● PROBLEM TO WORK ON: Locate each line holding the string "content" and copy it.

━━━━━━━━

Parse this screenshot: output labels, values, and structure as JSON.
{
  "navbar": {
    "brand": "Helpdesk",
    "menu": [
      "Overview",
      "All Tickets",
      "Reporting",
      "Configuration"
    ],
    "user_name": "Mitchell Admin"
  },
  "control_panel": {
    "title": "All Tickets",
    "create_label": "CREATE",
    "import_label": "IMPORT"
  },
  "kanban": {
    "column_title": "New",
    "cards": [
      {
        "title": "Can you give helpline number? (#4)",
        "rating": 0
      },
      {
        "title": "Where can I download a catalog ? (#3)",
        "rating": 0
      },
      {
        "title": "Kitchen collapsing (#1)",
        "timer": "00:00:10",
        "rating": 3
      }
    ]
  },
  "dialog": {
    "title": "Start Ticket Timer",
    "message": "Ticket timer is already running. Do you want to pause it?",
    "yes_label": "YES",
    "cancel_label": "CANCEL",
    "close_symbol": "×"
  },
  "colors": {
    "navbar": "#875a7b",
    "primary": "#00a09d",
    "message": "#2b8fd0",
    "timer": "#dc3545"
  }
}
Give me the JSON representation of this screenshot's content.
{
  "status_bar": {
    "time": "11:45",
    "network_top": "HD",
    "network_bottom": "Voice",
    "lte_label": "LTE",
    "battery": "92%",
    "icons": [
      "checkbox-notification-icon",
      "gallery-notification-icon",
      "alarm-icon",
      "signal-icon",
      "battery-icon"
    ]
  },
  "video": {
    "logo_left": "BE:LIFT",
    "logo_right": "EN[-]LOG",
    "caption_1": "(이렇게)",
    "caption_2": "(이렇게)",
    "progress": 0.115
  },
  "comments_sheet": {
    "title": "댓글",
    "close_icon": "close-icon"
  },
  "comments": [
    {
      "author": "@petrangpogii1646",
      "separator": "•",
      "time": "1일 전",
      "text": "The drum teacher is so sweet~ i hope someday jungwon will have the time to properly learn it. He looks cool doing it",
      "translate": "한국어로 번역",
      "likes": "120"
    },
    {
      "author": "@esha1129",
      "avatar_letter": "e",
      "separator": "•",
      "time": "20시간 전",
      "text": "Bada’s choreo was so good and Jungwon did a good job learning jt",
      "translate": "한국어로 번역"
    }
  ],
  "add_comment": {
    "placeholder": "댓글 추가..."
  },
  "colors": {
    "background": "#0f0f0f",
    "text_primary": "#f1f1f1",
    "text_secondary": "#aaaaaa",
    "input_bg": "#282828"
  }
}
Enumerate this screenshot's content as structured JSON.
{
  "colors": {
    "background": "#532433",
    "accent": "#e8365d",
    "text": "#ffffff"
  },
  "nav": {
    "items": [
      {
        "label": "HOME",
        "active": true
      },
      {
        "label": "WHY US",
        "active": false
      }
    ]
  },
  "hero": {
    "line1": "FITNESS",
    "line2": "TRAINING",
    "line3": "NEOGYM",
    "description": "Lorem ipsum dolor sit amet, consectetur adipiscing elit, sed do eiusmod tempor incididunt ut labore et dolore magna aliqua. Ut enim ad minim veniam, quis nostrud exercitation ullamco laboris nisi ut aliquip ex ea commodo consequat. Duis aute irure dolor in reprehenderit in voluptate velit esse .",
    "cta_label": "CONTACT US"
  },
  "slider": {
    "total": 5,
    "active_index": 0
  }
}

━━━━━━━━

● SOLUTION TO THE PROBLEM:
Give me the JSON representation of this screenshot's content.
Enumerate this screenshot's content as structured JSON.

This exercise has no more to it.